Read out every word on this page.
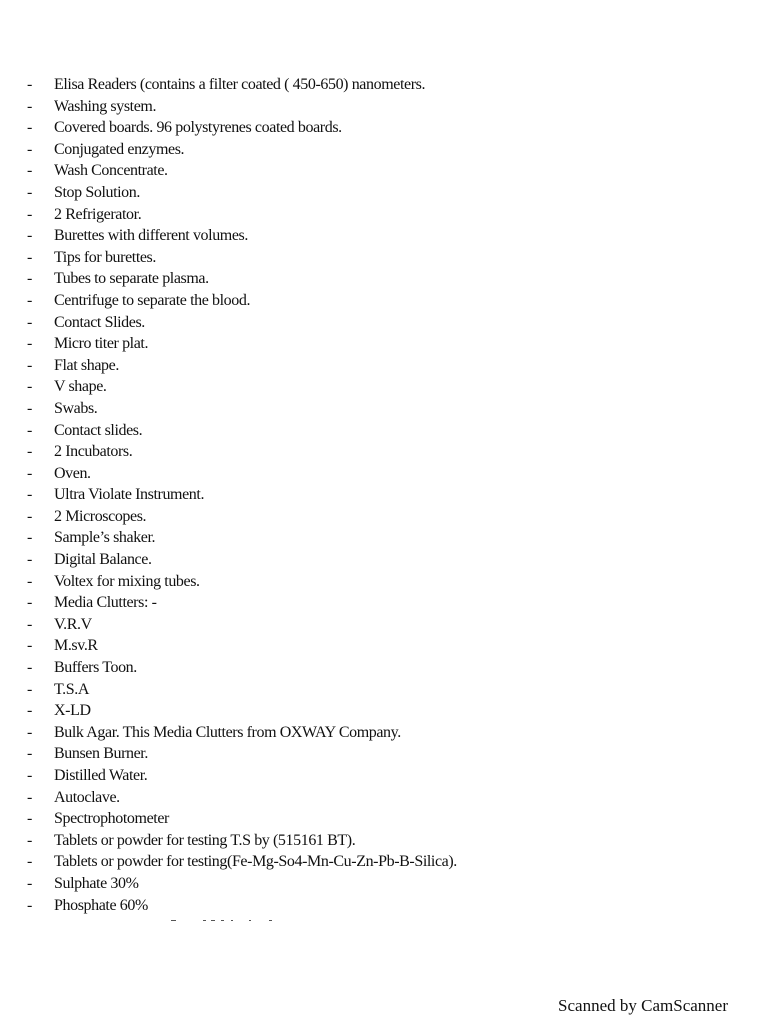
-	Elisa Readers (contains a filter coated ( 450-650) nanometers.
-	Washing system.
-	Covered boards. 96 polystyrenes coated boards.
-	Conjugated enzymes.
-	Wash Concentrate.
-	Stop Solution.
-	2 Refrigerator.
-	Burettes with different volumes.
-	Tips for burettes.
-	Tubes to separate plasma.
-	Centrifuge to separate the blood.
-	Contact Slides.
-	Micro titer plat.
-	Flat shape.
-	V shape.
-	Swabs.
-	Contact slides.
-	2 Incubators.
-	Oven.
-	Ultra Violate Instrument.
-	2 Microscopes.
-	Sample’s shaker.
-	Digital Balance.
-	Voltex for mixing tubes.
-	Media Clutters: -
-	V.R.V
-	M.sv.R
-	Buffers Toon.
-	T.S.A
-	X-LD
-	Bulk Agar. This Media Clutters from OXWAY Company.
-	Bunsen Burner.
-	Distilled Water.
-	Autoclave.
-	Spectrophotometer
-	Tablets or powder for testing T.S by (515161 BT).
-	Tablets or powder for testing(Fe-Mg-So4-Mn-Cu-Zn-Pb-B-Silica).
-	Sulphate 30%
-	Phosphate 60%
Scanned by CamScanner
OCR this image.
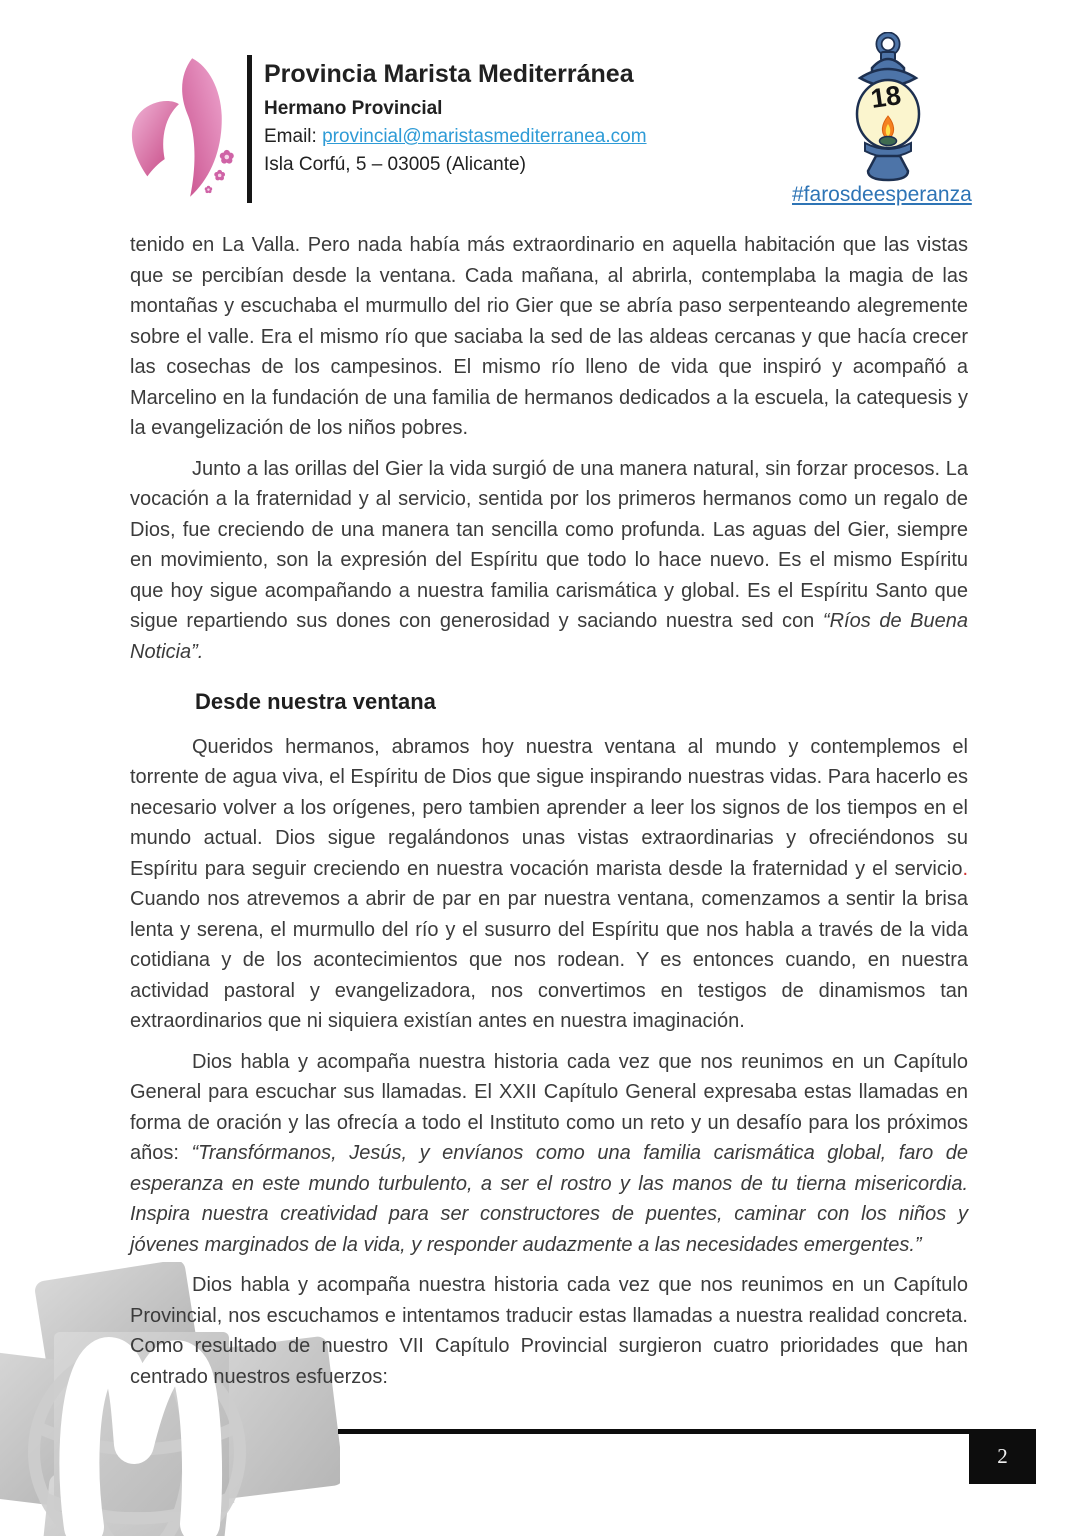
Provincia Marista Mediterránea
Hermano Provincial
Email: provincial@maristasmediterranea.com
Isla Corfú, 5 – 03005 (Alicante)
18
#farosdeesperanza

tenido en La Valla. Pero nada había más extraordinario en aquella habitación que las vistas que se percibían desde la ventana. Cada mañana, al abrirla, contemplaba la magia de las montañas y escuchaba el murmullo del rio Gier que se abría paso serpenteando alegremente sobre el valle. Era el mismo río que saciaba la sed de las aldeas cercanas y que hacía crecer las cosechas de los campesinos. El mismo río lleno de vida que inspiró y acompañó a Marcelino en la fundación de una familia de hermanos dedicados a la escuela, la catequesis y la evangelización de los niños pobres.

Junto a las orillas del Gier la vida surgió de una manera natural, sin forzar procesos. La vocación a la fraternidad y al servicio, sentida por los primeros hermanos como un regalo de Dios, fue creciendo de una manera tan sencilla como profunda. Las aguas del Gier, siempre en movimiento, son la expresión del Espíritu que todo lo hace nuevo. Es el mismo Espíritu que hoy sigue acompañando a nuestra familia carismática y global. Es el Espíritu Santo que sigue repartiendo sus dones con generosidad y saciando nuestra sed con “Ríos de Buena Noticia”.

Desde nuestra ventana

Queridos hermanos, abramos hoy nuestra ventana al mundo y contemplemos el torrente de agua viva, el Espíritu de Dios que sigue inspirando nuestras vidas. Para hacerlo es necesario volver a los orígenes, pero tambien aprender a leer los signos de los tiempos en el mundo actual. Dios sigue regalándonos unas vistas extraordinarias y ofreciéndonos su Espíritu para seguir creciendo en nuestra vocación marista desde la fraternidad y el servicio. Cuando nos atrevemos a abrir de par en par nuestra ventana, comenzamos a sentir la brisa lenta y serena, el murmullo del río y el susurro del Espíritu que nos habla a través de la vida cotidiana y de los acontecimientos que nos rodean. Y es entonces cuando, en nuestra actividad pastoral y evangelizadora, nos convertimos en testigos de dinamismos tan extraordinarios que ni siquiera existían antes en nuestra imaginación.

Dios habla y acompaña nuestra historia cada vez que nos reunimos en un Capítulo General para escuchar sus llamadas. El XXII Capítulo General expresaba estas llamadas en forma de oración y las ofrecía a todo el Instituto como un reto y un desafío para los próximos años: “Transfórmanos, Jesús, y envíanos como una familia carismática global, faro de esperanza en este mundo turbulento, a ser el rostro y las manos de tu tierna misericordia. Inspira nuestra creatividad para ser constructores de puentes, caminar con los niños y jóvenes marginados de la vida, y responder audazmente a las necesidades emergentes.”

Dios habla y acompaña nuestra historia cada vez que nos reunimos en un Capítulo Provincial, nos escuchamos e intentamos traducir estas llamadas a nuestra realidad concreta. Como resultado de nuestro VII Capítulo Provincial surgieron cuatro prioridades que han centrado nuestros esfuerzos:

2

● **DIRECTIONS FOR THIS TASK**
Each line of the data that contains "separate" belongs in the answer.

● **TASK RESULT**
-	Tubes to separate plasma.
-	Centrifuge to separate the blood.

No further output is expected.